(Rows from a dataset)

____

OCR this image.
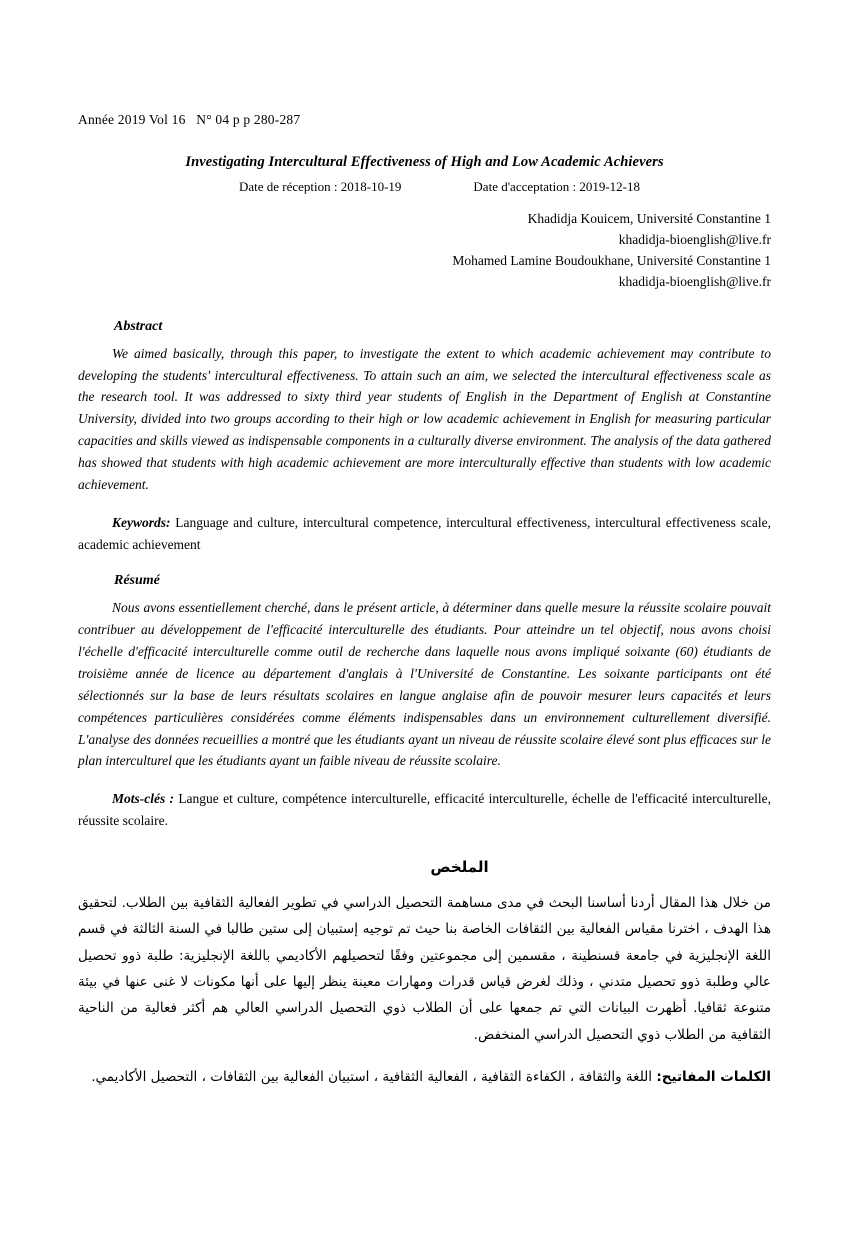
Année 2019 Vol 16   N° 04 p p 280-287
Investigating Intercultural Effectiveness of High and Low Academic Achievers
Date de réception : 2018-10-19	Date d'acceptation : 2019-12-18
Khadidja Kouicem, Université Constantine 1
khadidja-bioenglish@live.fr
Mohamed Lamine Boudoukhane, Université Constantine 1
khadidja-bioenglish@live.fr
Abstract
We aimed basically, through this paper, to investigate the extent to which academic achievement may contribute to developing the students' intercultural effectiveness. To attain such an aim, we selected the intercultural effectiveness scale as the research tool. It was addressed to sixty third year students of English in the Department of English at Constantine University, divided into two groups according to their high or low academic achievement in English for measuring particular capacities and skills viewed as indispensable components in a culturally diverse environment. The analysis of the data gathered has showed that students with high academic achievement are more interculturally effective than students with low academic achievement.

Keywords: Language and culture, intercultural competence, intercultural effectiveness, intercultural effectiveness scale, academic achievement

Résumé
Nous avons essentiellement cherché, dans le présent article, à déterminer dans quelle mesure la réussite scolaire pouvait contribuer au développement de l'efficacité interculturelle des étudiants. Pour atteindre un tel objectif, nous avons choisi l'échelle d'efficacité interculturelle comme outil de recherche dans laquelle nous avons impliqué soixante (60) étudiants de troisième année de licence au département d'anglais à l'Université de Constantine. Les soixante participants ont été sélectionnés sur la base de leurs résultats scolaires en langue anglaise afin de pouvoir mesurer leurs capacités et leurs compétences particulières considérées comme éléments indispensables dans un environnement culturellement diversifié. L'analyse des données recueillies a montré que les étudiants ayant un niveau de réussite scolaire élevé sont plus efficaces sur le plan interculturel que les étudiants ayant un faible niveau de réussite scolaire.

Mots-clés : Langue et culture, compétence interculturelle, efficacité interculturelle, échelle de l'efficacité interculturelle, réussite scolaire.

الملخص
من خلال هذا المقال أردنا أساسنا البحث في مدى مساهمة التحصيل الدراسي في تطوير الفعالية الثقافية بين الطلاب. لتحقيق هذا الهدف ، اخترنا مقياس الفعالية بين الثقافات الخاصة بنا حيث تم توجيه إستبيان إلى ستين طالبا في السنة الثالثة في قسم اللغة الإنجليزية في جامعة قسنطينة ، مقسمين إلى مجموعتين وفقًا لتحصيلهم الأكاديمي باللغة الإنجليزية: طلبة ذوو تحصيل عالي وطلبة ذوو تحصيل متدني ، وذلك لغرض قياس قدرات ومهارات معينة ينظر إليها على أنها مكونات لا غنى عنها في بيئة متنوعة ثقافيا. أظهرت البيانات التي تم جمعها على أن الطلاب ذوي التحصيل الدراسي العالي هم أكثر فعالية من الناحية الثقافية من الطلاب ذوي التحصيل الدراسي المنخفض.

الكلمات المفاتيح: اللغة والثقافة ، الكفاءة الثقافية ، الفعالية الثقافية ، استبيان الفعالية بين الثقافات ، التحصيل الأكاديمي.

____

■ **Stated goal**
For the listing above, identify each line bearing "التحصيل".

■ **Result of the task**
من خلال هذا المقال أردنا أساسنا البحث في مدى مساهمة التحصيل الدراسي في تطوير الفعالية الثقافية بين الطلاب. لتحقيق هذا الهدف ، اخترنا مقياس الفعالية بين الثقافات الخاصة بنا حيث تم توجيه إستبيان إلى ستين طالبا في السنة الثالثة في قسم اللغة الإنجليزية في جامعة قسنطينة ، مقسمين إلى مجموعتين وفقًا لتحصيلهم الأكاديمي باللغة الإنجليزية: طلبة ذوو تحصيل عالي وطلبة ذوو تحصيل متدني ، وذلك لغرض قياس قدرات ومهارات معينة ينظر إليها على أنها مكونات لا غنى عنها في بيئة متنوعة ثقافيا. أظهرت البيانات التي تم جمعها على أن الطلاب ذوي التحصيل الدراسي العالي هم أكثر فعالية من الناحية الثقافية من الطلاب ذوي التحصيل الدراسي المنخفض.
الكلمات المفاتيح: اللغة والثقافة ، الكفاءة الثقافية ، الفعالية الثقافية ، استبيان الفعالية بين الثقافات ، التحصيل الأكاديمي.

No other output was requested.